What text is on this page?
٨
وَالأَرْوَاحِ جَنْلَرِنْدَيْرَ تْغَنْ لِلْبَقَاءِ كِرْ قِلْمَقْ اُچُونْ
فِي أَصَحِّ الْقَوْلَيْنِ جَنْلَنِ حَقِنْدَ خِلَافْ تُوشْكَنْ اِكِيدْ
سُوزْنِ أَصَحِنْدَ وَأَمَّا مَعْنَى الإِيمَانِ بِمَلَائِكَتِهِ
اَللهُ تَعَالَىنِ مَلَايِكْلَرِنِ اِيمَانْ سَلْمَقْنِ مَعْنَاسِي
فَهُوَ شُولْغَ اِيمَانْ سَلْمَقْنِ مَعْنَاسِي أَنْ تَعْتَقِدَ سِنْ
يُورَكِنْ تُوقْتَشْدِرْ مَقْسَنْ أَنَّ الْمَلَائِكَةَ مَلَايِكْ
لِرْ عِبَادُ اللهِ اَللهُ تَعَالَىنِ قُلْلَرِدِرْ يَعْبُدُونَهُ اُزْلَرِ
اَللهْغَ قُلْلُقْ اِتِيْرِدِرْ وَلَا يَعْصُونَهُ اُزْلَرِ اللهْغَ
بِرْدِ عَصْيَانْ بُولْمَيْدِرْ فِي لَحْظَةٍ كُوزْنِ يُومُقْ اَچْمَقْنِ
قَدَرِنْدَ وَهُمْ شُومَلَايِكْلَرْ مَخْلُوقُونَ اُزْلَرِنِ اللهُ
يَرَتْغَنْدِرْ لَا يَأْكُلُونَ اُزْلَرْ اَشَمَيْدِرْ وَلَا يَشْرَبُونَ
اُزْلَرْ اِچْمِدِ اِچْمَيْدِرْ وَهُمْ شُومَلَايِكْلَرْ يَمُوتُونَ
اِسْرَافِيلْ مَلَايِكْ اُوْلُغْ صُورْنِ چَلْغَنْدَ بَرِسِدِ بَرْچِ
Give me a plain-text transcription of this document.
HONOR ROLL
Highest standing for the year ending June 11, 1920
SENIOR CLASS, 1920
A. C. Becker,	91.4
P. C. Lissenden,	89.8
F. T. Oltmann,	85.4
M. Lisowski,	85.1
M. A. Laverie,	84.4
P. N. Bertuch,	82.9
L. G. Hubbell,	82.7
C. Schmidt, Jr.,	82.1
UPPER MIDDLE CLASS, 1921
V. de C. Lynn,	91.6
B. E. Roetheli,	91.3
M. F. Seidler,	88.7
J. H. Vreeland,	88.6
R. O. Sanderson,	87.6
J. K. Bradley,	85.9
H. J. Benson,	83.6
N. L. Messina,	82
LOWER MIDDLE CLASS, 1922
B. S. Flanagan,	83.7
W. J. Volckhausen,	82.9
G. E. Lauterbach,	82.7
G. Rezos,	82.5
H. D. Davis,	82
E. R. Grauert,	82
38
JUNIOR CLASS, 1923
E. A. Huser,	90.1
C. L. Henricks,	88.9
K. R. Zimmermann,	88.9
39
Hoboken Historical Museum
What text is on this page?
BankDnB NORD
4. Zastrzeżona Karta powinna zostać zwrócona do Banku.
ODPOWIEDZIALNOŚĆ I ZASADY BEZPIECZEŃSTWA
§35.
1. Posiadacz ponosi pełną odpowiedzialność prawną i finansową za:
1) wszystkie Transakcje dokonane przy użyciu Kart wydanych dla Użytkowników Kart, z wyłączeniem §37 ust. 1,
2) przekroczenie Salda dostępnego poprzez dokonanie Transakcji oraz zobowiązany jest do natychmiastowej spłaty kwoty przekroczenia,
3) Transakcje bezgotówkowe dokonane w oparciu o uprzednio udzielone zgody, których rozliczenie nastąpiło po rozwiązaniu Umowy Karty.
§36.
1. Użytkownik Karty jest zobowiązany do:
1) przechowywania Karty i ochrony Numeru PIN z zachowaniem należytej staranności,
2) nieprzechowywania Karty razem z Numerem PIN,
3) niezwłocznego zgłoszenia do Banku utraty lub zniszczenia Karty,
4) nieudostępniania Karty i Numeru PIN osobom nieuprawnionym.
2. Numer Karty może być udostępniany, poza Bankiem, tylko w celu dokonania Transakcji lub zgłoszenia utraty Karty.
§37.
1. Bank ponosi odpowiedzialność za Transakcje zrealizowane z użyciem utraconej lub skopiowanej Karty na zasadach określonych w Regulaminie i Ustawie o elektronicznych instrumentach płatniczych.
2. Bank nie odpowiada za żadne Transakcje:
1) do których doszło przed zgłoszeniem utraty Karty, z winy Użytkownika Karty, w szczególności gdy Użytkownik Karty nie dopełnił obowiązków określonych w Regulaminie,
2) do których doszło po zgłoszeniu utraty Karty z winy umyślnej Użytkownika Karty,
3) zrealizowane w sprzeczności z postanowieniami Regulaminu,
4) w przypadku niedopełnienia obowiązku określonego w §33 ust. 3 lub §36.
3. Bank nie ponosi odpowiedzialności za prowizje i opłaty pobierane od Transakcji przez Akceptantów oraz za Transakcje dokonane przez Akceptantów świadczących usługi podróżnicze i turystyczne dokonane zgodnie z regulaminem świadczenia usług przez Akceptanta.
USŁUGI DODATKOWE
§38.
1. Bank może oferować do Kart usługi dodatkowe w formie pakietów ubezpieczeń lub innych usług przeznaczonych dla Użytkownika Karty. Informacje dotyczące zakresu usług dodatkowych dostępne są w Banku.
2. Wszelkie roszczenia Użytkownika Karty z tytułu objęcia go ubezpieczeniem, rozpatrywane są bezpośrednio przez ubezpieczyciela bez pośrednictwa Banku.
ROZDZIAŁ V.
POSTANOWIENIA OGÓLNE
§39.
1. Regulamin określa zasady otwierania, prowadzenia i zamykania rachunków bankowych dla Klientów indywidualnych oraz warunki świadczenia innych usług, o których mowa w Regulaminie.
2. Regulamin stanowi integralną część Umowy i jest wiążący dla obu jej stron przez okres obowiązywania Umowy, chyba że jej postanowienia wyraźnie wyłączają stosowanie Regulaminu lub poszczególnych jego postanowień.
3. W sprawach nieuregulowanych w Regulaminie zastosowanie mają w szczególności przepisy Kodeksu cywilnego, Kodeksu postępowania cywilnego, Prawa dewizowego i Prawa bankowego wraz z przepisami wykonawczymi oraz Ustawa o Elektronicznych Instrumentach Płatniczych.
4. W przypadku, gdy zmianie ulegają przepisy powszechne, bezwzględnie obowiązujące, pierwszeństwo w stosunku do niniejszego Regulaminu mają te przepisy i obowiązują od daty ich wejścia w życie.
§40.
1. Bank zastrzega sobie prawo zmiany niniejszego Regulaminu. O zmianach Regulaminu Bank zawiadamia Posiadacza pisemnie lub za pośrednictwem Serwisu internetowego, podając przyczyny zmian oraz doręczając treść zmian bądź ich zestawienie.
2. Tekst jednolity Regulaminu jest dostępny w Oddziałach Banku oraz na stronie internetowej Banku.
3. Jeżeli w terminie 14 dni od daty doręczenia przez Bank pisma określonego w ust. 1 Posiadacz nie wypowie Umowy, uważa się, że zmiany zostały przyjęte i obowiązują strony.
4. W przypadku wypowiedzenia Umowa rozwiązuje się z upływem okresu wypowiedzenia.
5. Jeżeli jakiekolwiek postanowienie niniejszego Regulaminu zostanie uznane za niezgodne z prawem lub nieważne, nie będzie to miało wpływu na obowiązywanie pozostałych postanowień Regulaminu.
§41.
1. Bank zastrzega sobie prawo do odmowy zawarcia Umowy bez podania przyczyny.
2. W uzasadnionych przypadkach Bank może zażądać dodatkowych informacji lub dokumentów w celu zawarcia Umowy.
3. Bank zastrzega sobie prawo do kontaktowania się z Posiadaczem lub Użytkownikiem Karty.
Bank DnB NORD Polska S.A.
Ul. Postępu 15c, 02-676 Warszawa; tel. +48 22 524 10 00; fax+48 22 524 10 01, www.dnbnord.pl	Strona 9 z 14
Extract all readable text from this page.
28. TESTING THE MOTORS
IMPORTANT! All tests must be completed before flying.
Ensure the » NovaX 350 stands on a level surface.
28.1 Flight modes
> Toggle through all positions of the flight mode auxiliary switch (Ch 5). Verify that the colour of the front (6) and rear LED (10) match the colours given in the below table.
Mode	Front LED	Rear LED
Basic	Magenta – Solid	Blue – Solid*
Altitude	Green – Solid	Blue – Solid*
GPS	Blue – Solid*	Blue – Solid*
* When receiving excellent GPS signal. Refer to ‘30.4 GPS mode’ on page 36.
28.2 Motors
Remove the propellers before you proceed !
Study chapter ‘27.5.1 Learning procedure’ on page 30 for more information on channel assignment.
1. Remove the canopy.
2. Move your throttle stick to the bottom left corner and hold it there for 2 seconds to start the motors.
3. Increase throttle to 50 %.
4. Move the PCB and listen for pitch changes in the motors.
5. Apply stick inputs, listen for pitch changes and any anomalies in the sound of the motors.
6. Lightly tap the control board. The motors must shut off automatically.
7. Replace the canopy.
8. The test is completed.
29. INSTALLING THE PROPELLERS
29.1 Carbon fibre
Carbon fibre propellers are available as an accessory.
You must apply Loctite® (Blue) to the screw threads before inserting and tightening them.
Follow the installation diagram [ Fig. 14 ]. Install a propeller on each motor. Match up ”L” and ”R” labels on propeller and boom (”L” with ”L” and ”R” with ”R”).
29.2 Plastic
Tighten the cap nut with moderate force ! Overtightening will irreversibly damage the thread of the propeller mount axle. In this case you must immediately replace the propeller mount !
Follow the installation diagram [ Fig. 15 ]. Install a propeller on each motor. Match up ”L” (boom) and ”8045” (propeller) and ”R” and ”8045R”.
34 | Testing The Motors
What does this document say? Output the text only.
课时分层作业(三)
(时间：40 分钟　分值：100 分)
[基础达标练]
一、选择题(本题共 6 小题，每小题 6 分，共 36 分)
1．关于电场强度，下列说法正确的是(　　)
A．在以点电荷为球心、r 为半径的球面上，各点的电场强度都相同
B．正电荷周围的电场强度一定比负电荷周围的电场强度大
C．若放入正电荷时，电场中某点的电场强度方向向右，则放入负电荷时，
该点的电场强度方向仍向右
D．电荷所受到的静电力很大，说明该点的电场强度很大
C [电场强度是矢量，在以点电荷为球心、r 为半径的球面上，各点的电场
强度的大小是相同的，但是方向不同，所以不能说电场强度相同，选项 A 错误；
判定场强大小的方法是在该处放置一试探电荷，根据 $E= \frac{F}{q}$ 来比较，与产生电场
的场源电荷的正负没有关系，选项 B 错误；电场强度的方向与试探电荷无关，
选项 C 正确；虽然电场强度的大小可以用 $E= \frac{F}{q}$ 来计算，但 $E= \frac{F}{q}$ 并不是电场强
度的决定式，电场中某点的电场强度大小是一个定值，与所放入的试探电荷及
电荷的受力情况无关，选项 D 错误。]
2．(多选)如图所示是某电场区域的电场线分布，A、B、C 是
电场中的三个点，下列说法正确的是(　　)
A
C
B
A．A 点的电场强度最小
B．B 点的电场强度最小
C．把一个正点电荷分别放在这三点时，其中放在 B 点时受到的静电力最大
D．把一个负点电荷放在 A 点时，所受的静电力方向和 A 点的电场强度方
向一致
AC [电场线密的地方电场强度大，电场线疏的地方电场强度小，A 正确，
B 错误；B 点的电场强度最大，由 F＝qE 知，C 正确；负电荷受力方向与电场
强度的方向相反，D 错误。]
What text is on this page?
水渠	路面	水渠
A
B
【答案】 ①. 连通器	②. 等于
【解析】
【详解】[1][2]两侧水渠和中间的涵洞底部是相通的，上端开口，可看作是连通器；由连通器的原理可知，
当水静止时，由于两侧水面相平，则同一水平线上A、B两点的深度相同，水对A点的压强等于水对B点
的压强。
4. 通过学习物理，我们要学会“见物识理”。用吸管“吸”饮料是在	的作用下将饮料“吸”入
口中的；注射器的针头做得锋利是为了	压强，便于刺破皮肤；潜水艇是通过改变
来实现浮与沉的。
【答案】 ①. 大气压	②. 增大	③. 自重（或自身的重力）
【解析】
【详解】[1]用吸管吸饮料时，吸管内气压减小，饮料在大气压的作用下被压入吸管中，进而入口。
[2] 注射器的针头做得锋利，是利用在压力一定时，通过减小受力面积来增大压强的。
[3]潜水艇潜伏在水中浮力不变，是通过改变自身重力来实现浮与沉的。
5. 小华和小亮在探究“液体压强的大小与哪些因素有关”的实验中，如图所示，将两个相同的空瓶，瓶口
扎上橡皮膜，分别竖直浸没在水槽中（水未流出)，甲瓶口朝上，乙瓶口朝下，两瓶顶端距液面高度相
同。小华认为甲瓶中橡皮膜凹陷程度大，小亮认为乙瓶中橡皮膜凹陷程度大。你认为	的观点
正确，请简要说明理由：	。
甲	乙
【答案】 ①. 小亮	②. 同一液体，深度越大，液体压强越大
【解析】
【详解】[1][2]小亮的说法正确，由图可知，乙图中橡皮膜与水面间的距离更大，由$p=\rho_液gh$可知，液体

========

**What the task asks**
Return all lines containing the word "jest".

**Response**
2) przekroczenie Salda dostępnego poprzez dokonanie Transakcji oraz zobowiązany jest do natychmiastowej spłaty kwoty przekroczenia,
1. Użytkownik Karty jest zobowiązany do:
2. Regulamin stanowi integralną część Umowy i jest wiążący dla obu jej stron przez okres obowiązywania Umowy, chyba że jej postanowienia wyraźnie wyłączają stosowanie Regulaminu lub poszczególnych jego postanowień.
2. Tekst jednolity Regulaminu jest dostępny w Oddziałach Banku oraz na stronie internetowej Banku.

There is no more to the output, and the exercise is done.